◆ STATED TASK:
Please transcribe the data below exactly. Leave the pictures out.

Extracted data entries
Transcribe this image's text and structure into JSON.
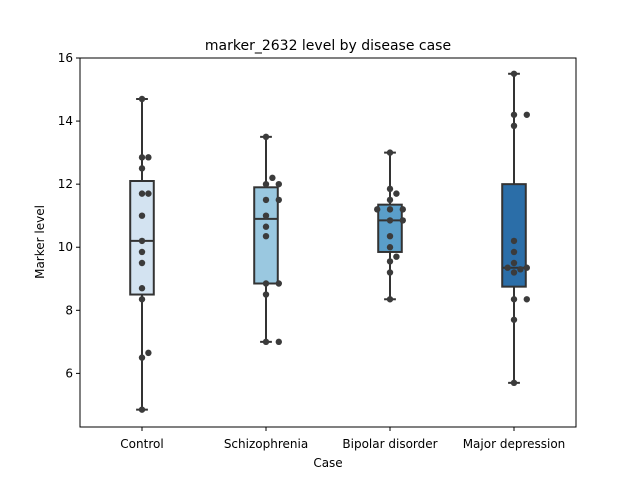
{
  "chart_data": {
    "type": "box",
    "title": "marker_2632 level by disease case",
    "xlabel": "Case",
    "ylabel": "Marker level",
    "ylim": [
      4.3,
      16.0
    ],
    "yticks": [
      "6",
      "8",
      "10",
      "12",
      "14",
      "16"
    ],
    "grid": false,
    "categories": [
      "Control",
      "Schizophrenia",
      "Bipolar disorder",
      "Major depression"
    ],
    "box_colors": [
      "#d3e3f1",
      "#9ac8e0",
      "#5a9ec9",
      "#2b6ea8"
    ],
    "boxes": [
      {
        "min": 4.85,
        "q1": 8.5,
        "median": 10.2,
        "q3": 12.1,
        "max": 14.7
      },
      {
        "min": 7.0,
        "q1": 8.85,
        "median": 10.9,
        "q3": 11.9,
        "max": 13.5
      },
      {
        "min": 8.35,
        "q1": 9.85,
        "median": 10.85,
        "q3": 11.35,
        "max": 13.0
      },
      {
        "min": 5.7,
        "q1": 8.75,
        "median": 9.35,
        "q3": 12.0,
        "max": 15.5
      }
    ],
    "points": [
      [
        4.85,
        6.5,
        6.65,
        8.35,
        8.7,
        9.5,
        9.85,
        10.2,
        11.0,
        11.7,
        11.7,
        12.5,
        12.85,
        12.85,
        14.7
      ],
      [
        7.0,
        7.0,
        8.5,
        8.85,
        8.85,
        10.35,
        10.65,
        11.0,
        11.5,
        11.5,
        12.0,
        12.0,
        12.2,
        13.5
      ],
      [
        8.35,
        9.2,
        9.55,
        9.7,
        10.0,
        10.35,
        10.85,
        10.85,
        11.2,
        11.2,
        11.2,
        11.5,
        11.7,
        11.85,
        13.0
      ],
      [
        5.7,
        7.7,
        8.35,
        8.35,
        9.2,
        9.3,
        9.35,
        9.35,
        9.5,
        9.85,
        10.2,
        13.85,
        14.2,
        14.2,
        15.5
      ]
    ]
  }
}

◆ SOLUTION:
Transcribe this image's text and structure into JSON.
{
  "chart_data": {
    "type": "box",
    "title": "marker_2632 level by disease case",
    "xlabel": "Case",
    "ylabel": "Marker level",
    "ylim": [
      4.3,
      16.0
    ],
    "yticks": [
      "6",
      "8",
      "10",
      "12",
      "14",
      "16"
    ],
    "grid": false,
    "categories": [
      "Control",
      "Schizophrenia",
      "Bipolar disorder",
      "Major depression"
    ],
    "box_colors": [
      "#d3e3f1",
      "#9ac8e0",
      "#5a9ec9",
      "#2b6ea8"
    ],
    "boxes": [
      {
        "min": 4.85,
        "q1": 8.5,
        "median": 10.2,
        "q3": 12.1,
        "max": 14.7
      },
      {
        "min": 7.0,
        "q1": 8.85,
        "median": 10.9,
        "q3": 11.9,
        "max": 13.5
      },
      {
        "min": 8.35,
        "q1": 9.85,
        "median": 10.85,
        "q3": 11.35,
        "max": 13.0
      },
      {
        "min": 5.7,
        "q1": 8.75,
        "median": 9.35,
        "q3": 12.0,
        "max": 15.5
      }
    ],
    "points": [
      [
        4.85,
        6.5,
        6.65,
        8.35,
        8.7,
        9.5,
        9.85,
        10.2,
        11.0,
        11.7,
        11.7,
        12.5,
        12.85,
        12.85,
        14.7
      ],
      [
        7.0,
        7.0,
        8.5,
        8.85,
        8.85,
        10.35,
        10.65,
        11.0,
        11.5,
        11.5,
        12.0,
        12.0,
        12.2,
        13.5
      ],
      [
        8.35,
        9.2,
        9.55,
        9.7,
        10.0,
        10.35,
        10.85,
        10.85,
        11.2,
        11.2,
        11.2,
        11.5,
        11.7,
        11.85,
        13.0
      ],
      [
        5.7,
        7.7,
        8.35,
        8.35,
        9.2,
        9.3,
        9.35,
        9.35,
        9.5,
        9.85,
        10.2,
        13.85,
        14.2,
        14.2,
        15.5
      ]
    ]
  }
}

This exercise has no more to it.